TASK REQUIREMENTS ::
Set down all of the data that follows word for word, without the images.

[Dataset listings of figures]
════════════════
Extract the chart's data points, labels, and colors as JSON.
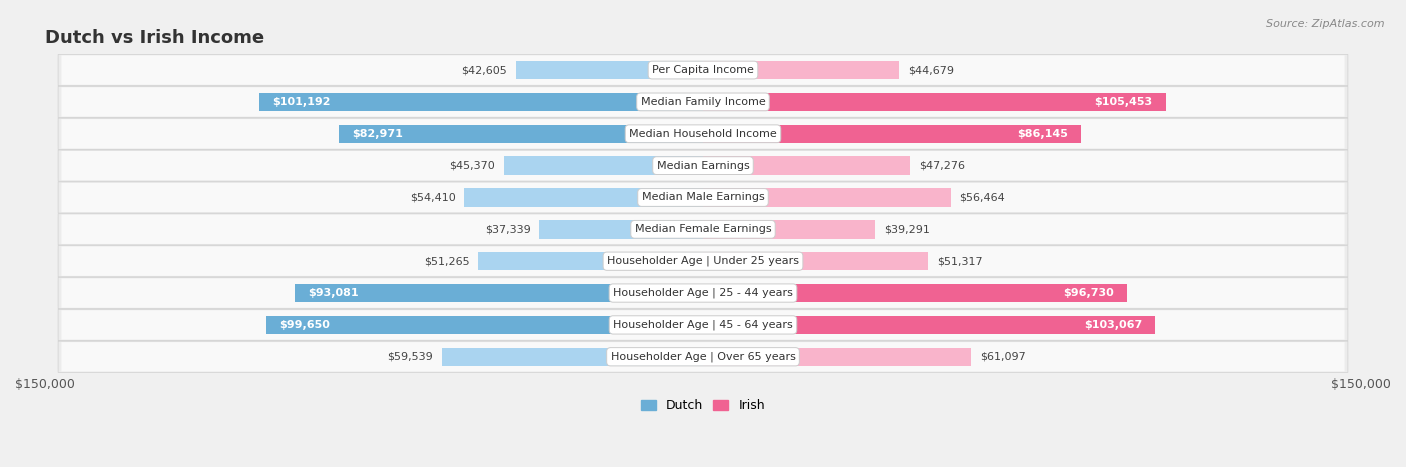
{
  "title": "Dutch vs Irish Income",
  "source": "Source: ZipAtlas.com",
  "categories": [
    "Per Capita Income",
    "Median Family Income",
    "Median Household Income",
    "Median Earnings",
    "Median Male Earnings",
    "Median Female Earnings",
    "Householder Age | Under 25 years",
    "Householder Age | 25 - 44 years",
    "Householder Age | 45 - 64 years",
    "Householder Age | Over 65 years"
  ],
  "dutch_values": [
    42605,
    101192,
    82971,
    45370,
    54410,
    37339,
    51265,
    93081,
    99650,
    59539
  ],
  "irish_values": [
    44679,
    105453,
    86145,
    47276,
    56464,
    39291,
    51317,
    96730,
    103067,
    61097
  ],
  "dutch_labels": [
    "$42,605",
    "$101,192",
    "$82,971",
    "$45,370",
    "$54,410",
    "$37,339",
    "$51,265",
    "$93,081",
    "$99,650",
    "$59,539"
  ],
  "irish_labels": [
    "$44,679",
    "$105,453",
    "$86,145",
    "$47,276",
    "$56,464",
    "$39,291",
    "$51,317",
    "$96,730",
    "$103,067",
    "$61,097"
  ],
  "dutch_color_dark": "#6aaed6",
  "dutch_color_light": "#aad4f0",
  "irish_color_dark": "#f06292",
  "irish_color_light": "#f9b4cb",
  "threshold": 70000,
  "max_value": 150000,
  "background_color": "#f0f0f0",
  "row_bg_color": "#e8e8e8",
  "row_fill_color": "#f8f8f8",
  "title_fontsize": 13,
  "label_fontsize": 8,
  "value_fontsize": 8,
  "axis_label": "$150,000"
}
════════════════
RESULT OF THIS TASK ::
Extract the chart's data points, labels, and colors as JSON.
{
  "title": "Dutch vs Irish Income",
  "source": "Source: ZipAtlas.com",
  "categories": [
    "Per Capita Income",
    "Median Family Income",
    "Median Household Income",
    "Median Earnings",
    "Median Male Earnings",
    "Median Female Earnings",
    "Householder Age | Under 25 years",
    "Householder Age | 25 - 44 years",
    "Householder Age | 45 - 64 years",
    "Householder Age | Over 65 years"
  ],
  "dutch_values": [
    42605,
    101192,
    82971,
    45370,
    54410,
    37339,
    51265,
    93081,
    99650,
    59539
  ],
  "irish_values": [
    44679,
    105453,
    86145,
    47276,
    56464,
    39291,
    51317,
    96730,
    103067,
    61097
  ],
  "dutch_labels": [
    "$42,605",
    "$101,192",
    "$82,971",
    "$45,370",
    "$54,410",
    "$37,339",
    "$51,265",
    "$93,081",
    "$99,650",
    "$59,539"
  ],
  "irish_labels": [
    "$44,679",
    "$105,453",
    "$86,145",
    "$47,276",
    "$56,464",
    "$39,291",
    "$51,317",
    "$96,730",
    "$103,067",
    "$61,097"
  ],
  "dutch_color_dark": "#6aaed6",
  "dutch_color_light": "#aad4f0",
  "irish_color_dark": "#f06292",
  "irish_color_light": "#f9b4cb",
  "threshold": 70000,
  "max_value": 150000,
  "background_color": "#f0f0f0",
  "row_bg_color": "#e8e8e8",
  "row_fill_color": "#f8f8f8",
  "title_fontsize": 13,
  "label_fontsize": 8,
  "value_fontsize": 8,
  "axis_label": "$150,000"
}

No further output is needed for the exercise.